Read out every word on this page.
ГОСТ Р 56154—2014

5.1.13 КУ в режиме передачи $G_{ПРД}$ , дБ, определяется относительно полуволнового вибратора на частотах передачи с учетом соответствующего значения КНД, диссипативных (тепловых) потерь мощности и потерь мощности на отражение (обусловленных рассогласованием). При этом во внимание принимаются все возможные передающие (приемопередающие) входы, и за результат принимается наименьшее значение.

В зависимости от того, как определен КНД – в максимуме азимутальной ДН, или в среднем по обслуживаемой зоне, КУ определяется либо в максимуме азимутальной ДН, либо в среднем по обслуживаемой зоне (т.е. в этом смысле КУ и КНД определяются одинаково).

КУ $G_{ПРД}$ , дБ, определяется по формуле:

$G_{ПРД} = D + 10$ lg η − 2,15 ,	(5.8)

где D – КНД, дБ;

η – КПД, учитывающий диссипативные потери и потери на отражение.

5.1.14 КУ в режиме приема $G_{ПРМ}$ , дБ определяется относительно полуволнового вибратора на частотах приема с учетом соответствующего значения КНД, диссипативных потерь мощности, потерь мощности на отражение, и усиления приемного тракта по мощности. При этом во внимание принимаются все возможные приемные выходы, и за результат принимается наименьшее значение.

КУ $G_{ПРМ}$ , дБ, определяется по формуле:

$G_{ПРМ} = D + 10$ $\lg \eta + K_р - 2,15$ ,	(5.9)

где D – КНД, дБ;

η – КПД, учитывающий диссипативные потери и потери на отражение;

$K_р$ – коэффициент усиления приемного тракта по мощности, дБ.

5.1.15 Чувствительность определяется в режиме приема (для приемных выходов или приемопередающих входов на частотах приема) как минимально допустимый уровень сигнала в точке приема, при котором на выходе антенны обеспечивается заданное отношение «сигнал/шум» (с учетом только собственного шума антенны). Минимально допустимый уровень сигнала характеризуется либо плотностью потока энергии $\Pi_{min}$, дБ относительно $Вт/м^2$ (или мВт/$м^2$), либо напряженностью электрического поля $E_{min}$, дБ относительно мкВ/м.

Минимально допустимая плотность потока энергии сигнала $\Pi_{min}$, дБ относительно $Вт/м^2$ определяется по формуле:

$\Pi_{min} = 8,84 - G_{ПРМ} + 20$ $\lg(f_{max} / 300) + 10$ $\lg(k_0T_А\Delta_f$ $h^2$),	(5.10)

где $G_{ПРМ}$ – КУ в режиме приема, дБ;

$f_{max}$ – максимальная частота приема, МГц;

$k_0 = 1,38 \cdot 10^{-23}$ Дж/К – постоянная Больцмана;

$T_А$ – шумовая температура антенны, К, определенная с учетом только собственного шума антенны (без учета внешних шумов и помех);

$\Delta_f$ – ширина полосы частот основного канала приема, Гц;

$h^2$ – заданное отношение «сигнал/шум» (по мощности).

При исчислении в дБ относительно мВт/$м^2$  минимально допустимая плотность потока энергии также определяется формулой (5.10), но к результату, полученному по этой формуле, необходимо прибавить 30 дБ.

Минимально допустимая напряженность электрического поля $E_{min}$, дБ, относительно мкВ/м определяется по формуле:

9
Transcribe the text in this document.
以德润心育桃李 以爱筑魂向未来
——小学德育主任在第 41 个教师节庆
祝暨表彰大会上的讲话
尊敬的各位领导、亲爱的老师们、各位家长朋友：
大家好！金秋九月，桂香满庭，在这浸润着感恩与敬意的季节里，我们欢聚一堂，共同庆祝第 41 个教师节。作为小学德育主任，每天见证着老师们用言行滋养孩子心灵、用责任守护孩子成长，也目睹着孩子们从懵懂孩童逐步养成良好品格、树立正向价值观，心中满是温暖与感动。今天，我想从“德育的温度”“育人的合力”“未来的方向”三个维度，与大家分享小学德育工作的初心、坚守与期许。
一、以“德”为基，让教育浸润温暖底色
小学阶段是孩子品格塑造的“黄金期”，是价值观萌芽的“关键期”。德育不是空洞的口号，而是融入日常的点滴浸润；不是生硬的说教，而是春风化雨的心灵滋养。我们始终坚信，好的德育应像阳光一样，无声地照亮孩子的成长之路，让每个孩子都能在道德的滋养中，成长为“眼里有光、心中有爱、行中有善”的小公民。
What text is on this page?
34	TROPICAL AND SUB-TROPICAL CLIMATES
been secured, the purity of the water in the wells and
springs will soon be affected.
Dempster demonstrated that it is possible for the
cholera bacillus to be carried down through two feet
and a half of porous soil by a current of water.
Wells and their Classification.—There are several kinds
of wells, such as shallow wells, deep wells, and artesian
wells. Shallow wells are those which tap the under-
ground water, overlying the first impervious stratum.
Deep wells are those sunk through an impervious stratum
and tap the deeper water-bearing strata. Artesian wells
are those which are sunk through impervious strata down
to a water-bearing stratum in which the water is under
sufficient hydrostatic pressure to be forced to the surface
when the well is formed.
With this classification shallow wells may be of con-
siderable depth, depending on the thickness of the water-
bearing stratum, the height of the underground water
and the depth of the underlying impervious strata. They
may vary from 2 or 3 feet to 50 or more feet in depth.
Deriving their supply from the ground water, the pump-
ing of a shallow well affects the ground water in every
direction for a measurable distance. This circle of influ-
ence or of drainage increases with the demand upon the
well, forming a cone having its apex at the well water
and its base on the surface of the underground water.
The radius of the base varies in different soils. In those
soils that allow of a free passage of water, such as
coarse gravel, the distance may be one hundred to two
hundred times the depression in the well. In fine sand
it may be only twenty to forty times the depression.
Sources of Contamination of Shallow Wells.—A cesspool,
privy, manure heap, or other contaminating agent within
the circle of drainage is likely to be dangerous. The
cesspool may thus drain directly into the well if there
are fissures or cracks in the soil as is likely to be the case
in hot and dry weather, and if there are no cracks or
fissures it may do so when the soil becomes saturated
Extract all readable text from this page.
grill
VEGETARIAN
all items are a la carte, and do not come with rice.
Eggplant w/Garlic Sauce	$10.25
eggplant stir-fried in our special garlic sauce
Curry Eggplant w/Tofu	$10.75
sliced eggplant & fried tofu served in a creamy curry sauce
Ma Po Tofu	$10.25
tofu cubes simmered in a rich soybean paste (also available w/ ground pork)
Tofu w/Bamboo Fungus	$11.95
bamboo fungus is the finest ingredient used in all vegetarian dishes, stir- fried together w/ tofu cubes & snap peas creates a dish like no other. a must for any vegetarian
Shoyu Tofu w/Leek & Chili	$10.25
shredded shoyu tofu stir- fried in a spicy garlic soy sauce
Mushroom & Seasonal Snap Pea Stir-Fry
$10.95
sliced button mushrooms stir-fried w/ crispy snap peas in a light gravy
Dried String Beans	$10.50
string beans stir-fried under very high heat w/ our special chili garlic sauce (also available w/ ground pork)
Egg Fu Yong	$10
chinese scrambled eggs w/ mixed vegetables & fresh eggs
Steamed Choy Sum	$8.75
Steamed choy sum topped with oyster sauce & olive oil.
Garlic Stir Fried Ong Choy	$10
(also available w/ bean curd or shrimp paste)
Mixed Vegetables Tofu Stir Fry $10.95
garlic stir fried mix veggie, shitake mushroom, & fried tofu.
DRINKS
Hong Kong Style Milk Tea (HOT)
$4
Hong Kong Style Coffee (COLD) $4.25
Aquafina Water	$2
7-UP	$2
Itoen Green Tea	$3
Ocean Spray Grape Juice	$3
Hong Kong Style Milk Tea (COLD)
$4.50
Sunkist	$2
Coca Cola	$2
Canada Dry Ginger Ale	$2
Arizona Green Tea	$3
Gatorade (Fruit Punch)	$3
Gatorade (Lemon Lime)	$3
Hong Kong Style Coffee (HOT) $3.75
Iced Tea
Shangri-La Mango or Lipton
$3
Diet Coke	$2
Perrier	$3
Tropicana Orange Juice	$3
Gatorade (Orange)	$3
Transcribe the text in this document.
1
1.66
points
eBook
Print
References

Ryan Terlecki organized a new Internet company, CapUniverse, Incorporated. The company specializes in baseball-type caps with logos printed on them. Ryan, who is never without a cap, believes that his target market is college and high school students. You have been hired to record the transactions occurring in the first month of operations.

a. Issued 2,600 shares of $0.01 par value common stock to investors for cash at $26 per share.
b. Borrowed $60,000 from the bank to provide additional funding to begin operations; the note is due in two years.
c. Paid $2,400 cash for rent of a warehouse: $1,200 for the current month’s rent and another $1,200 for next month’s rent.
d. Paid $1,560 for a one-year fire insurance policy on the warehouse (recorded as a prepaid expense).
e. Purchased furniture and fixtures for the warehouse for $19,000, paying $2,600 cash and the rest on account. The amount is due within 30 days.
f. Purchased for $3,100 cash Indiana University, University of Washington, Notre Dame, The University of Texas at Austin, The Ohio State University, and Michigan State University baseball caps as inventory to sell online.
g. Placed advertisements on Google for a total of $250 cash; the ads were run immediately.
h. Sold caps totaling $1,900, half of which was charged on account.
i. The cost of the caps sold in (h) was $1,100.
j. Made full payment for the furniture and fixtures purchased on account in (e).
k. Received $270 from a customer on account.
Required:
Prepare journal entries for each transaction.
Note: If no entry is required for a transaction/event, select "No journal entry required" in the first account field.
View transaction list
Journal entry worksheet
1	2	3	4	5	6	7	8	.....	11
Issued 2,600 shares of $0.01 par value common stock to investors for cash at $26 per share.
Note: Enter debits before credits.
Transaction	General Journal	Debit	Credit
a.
*-*-*
SET TASK:
Scan the records above for the string "cash", then select every line that holds it.

ANSWER BELOW:
a. Issued 2,600 shares of $0.01 par value common stock to investors for cash at $26 per share.
c. Paid $2,400 cash for rent of a warehouse: $1,200 for the current month’s rent and another $1,200 for next month’s rent.
e. Purchased furniture and fixtures for the warehouse for $19,000, paying $2,600 cash and the rest on account. The amount is due within 30 days.
f. Purchased for $3,100 cash Indiana University, University of Washington, Notre Dame, The University of Texas at Austin, The Ohio State University, and Michigan State University baseball caps as inventory to sell online.
g. Placed advertisements on Google for a total of $250 cash; the ads were run immediately.
Issued 2,600 shares of $0.01 par value common stock to investors for cash at $26 per share.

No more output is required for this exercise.